### The task
Figure out how many lines of the material below contain the word "care". Answer with the number only.
+---+
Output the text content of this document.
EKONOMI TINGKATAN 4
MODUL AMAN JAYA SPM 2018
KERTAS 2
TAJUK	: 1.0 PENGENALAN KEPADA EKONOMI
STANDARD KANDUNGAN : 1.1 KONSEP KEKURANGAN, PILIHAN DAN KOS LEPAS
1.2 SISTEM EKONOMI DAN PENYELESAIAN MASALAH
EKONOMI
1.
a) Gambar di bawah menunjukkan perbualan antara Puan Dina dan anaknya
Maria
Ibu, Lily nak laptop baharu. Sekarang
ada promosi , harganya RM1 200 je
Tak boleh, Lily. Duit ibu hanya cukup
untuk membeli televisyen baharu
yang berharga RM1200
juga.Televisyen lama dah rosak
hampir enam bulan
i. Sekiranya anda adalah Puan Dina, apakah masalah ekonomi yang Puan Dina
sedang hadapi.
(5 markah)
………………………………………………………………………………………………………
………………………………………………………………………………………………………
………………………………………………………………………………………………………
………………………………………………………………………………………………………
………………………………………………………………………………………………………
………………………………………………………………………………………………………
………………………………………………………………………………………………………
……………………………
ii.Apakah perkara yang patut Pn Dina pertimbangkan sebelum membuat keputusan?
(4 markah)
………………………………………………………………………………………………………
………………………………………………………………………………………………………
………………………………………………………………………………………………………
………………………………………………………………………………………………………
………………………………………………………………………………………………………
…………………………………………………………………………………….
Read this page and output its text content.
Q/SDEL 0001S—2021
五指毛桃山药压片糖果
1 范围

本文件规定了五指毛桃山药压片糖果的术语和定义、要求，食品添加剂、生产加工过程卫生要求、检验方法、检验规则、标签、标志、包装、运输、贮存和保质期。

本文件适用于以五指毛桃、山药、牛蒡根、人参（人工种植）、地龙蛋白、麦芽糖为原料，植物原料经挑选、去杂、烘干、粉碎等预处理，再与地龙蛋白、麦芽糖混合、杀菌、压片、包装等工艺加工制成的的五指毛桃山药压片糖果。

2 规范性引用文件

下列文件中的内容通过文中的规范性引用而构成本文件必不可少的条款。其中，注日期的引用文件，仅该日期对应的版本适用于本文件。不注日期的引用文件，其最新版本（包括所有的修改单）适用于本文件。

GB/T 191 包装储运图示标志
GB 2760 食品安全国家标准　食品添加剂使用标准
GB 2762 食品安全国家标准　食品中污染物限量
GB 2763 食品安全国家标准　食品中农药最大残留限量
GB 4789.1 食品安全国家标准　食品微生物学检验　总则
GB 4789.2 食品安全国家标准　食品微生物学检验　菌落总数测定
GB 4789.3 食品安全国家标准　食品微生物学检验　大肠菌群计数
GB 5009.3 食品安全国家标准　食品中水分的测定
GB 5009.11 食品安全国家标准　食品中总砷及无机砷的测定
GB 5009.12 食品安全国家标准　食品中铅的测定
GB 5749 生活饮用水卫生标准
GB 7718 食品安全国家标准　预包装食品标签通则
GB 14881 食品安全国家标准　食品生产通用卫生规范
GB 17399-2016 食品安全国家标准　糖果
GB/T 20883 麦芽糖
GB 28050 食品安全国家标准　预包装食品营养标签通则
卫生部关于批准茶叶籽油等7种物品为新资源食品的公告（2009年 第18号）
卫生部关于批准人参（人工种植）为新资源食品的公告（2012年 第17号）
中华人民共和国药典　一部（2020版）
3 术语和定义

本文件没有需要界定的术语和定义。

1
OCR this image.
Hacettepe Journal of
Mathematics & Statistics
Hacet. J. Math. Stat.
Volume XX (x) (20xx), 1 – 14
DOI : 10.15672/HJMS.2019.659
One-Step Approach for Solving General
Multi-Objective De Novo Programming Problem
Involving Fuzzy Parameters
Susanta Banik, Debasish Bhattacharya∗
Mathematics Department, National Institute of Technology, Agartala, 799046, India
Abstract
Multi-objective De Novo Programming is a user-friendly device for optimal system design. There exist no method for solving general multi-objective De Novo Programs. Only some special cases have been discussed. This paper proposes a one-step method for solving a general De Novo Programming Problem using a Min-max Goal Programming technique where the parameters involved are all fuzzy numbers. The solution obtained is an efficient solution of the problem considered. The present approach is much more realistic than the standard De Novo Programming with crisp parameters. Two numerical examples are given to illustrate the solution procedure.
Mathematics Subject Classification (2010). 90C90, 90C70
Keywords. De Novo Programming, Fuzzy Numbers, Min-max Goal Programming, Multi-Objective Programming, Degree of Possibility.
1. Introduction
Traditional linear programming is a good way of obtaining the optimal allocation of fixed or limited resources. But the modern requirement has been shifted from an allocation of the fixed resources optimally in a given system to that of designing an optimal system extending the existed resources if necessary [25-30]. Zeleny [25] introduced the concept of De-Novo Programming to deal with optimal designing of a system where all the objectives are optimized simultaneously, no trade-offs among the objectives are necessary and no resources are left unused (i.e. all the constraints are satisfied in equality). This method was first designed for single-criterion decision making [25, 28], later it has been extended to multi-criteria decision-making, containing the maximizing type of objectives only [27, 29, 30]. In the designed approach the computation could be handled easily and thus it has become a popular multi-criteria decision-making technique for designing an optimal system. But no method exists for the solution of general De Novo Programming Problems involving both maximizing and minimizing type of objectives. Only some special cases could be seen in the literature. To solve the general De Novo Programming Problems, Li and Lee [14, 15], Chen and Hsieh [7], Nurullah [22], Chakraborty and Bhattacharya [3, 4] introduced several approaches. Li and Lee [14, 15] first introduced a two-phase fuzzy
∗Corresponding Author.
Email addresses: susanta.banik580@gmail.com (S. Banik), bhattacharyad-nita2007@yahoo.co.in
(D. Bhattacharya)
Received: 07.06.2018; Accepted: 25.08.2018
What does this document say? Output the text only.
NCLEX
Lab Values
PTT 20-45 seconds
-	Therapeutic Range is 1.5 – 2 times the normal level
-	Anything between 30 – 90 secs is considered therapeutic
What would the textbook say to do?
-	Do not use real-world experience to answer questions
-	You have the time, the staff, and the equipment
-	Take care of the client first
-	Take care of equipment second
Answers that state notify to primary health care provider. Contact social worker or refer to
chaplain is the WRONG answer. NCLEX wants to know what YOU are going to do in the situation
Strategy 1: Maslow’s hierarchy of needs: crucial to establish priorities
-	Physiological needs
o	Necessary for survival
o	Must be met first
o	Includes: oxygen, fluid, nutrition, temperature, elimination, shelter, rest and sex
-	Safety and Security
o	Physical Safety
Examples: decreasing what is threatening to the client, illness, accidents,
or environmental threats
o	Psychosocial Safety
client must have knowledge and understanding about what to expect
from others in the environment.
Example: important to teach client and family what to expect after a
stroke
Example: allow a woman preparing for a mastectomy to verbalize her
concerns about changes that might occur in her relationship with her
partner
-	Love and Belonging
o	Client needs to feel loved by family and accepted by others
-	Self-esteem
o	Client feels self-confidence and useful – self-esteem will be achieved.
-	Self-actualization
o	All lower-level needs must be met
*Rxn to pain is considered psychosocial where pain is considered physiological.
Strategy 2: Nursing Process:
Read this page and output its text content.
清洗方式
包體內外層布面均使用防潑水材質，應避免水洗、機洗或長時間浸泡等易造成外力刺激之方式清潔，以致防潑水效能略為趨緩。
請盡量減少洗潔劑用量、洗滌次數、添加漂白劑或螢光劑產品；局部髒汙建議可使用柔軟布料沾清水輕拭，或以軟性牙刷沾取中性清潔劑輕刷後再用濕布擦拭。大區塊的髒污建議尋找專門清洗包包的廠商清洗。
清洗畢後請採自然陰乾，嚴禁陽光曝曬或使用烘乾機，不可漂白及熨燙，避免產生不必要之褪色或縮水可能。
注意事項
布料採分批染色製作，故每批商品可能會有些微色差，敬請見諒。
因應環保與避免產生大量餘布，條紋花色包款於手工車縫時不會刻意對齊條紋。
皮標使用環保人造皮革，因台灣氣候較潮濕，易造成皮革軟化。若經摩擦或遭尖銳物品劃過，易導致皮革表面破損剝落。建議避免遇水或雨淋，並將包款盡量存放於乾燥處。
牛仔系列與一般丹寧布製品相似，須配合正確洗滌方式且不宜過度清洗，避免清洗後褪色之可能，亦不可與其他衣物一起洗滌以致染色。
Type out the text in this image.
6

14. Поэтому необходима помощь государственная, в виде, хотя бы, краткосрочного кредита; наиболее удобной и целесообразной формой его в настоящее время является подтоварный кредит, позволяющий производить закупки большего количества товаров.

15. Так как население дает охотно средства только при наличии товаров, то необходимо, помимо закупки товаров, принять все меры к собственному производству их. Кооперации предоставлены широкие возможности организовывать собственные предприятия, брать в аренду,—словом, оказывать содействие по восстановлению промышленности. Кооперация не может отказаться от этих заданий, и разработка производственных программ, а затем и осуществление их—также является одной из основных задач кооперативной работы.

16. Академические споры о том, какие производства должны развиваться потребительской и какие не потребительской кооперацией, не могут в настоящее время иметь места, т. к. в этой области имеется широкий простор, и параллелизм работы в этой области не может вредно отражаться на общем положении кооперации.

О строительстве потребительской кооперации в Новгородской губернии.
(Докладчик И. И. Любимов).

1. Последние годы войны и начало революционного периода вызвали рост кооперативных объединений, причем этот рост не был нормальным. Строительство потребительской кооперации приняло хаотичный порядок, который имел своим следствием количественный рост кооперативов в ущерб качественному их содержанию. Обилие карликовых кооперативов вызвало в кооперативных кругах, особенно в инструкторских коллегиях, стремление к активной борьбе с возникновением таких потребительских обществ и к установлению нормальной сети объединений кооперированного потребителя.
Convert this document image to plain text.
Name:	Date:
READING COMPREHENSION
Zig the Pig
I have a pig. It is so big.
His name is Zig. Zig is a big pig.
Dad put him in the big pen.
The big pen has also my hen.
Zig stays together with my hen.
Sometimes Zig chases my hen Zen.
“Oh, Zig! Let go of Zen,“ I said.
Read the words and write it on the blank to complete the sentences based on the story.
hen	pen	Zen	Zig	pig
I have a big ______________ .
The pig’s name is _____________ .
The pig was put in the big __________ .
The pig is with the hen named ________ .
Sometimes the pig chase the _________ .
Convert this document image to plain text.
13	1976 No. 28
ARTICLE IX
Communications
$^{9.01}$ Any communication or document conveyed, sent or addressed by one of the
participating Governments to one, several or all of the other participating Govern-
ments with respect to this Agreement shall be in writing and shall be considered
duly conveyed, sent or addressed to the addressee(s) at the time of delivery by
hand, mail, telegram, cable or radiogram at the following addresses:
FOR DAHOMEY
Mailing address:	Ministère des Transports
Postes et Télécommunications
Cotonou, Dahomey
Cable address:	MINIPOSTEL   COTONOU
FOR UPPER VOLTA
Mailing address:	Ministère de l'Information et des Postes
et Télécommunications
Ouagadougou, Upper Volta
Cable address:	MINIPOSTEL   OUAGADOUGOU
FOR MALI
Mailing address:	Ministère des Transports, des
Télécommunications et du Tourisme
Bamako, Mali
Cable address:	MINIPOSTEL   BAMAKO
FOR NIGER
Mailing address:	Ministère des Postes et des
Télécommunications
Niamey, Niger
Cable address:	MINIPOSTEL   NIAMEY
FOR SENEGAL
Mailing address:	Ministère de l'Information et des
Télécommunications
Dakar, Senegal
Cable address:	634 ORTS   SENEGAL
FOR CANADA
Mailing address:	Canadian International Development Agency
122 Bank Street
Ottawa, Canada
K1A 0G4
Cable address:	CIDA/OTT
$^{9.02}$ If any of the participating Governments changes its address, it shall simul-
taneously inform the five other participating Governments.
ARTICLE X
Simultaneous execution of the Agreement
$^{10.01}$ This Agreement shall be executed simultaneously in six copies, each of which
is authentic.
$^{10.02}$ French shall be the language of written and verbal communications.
+---+
### Exercise answer
3